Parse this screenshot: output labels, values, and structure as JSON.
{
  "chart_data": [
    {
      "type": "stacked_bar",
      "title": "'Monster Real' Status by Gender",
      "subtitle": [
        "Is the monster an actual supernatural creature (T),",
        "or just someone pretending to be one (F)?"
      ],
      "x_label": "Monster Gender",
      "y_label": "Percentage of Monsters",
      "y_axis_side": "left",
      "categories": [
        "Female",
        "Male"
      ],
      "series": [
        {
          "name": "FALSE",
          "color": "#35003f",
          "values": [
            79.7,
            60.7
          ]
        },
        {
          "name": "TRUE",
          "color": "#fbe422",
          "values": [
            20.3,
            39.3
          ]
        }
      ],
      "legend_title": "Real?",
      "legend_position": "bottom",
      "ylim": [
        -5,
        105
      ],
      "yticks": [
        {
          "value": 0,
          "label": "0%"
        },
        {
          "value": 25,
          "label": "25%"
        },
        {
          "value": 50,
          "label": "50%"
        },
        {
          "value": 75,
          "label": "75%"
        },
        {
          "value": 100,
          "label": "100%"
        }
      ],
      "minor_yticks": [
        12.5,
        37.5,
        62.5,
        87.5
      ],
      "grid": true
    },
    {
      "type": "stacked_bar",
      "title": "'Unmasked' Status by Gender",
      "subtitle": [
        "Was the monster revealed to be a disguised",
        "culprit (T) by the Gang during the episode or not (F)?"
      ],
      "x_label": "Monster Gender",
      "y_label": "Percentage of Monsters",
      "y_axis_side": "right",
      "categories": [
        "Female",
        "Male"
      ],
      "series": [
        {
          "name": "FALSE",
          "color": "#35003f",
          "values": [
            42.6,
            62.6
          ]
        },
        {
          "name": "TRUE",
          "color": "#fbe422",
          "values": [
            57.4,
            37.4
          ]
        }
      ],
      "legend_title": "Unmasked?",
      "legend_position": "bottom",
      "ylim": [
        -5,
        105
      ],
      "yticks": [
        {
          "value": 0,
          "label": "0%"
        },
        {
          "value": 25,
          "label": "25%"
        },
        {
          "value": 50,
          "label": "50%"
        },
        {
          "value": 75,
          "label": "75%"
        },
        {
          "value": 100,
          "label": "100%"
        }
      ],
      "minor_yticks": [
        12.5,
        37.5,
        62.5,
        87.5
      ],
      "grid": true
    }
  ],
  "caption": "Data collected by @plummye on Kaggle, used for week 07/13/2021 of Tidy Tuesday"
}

#### [GOAL]
Every entry must be retyped in full, exactly as given.

#### [REPLY TO THE TASK]
Parse this screenshot: output labels, values, and structure as JSON.
{
  "chart_data": [
    {
      "type": "stacked_bar",
      "title": "'Monster Real' Status by Gender",
      "subtitle": [
        "Is the monster an actual supernatural creature (T),",
        "or just someone pretending to be one (F)?"
      ],
      "x_label": "Monster Gender",
      "y_label": "Percentage of Monsters",
      "y_axis_side": "left",
      "categories": [
        "Female",
        "Male"
      ],
      "series": [
        {
          "name": "FALSE",
          "color": "#35003f",
          "values": [
            79.7,
            60.7
          ]
        },
        {
          "name": "TRUE",
          "color": "#fbe422",
          "values": [
            20.3,
            39.3
          ]
        }
      ],
      "legend_title": "Real?",
      "legend_position": "bottom",
      "ylim": [
        -5,
        105
      ],
      "yticks": [
        {
          "value": 0,
          "label": "0%"
        },
        {
          "value": 25,
          "label": "25%"
        },
        {
          "value": 50,
          "label": "50%"
        },
        {
          "value": 75,
          "label": "75%"
        },
        {
          "value": 100,
          "label": "100%"
        }
      ],
      "minor_yticks": [
        12.5,
        37.5,
        62.5,
        87.5
      ],
      "grid": true
    },
    {
      "type": "stacked_bar",
      "title": "'Unmasked' Status by Gender",
      "subtitle": [
        "Was the monster revealed to be a disguised",
        "culprit (T) by the Gang during the episode or not (F)?"
      ],
      "x_label": "Monster Gender",
      "y_label": "Percentage of Monsters",
      "y_axis_side": "right",
      "categories": [
        "Female",
        "Male"
      ],
      "series": [
        {
          "name": "FALSE",
          "color": "#35003f",
          "values": [
            42.6,
            62.6
          ]
        },
        {
          "name": "TRUE",
          "color": "#fbe422",
          "values": [
            57.4,
            37.4
          ]
        }
      ],
      "legend_title": "Unmasked?",
      "legend_position": "bottom",
      "ylim": [
        -5,
        105
      ],
      "yticks": [
        {
          "value": 0,
          "label": "0%"
        },
        {
          "value": 25,
          "label": "25%"
        },
        {
          "value": 50,
          "label": "50%"
        },
        {
          "value": 75,
          "label": "75%"
        },
        {
          "value": 100,
          "label": "100%"
        }
      ],
      "minor_yticks": [
        12.5,
        37.5,
        62.5,
        87.5
      ],
      "grid": true
    }
  ],
  "caption": "Data collected by @plummye on Kaggle, used for week 07/13/2021 of Tidy Tuesday"
}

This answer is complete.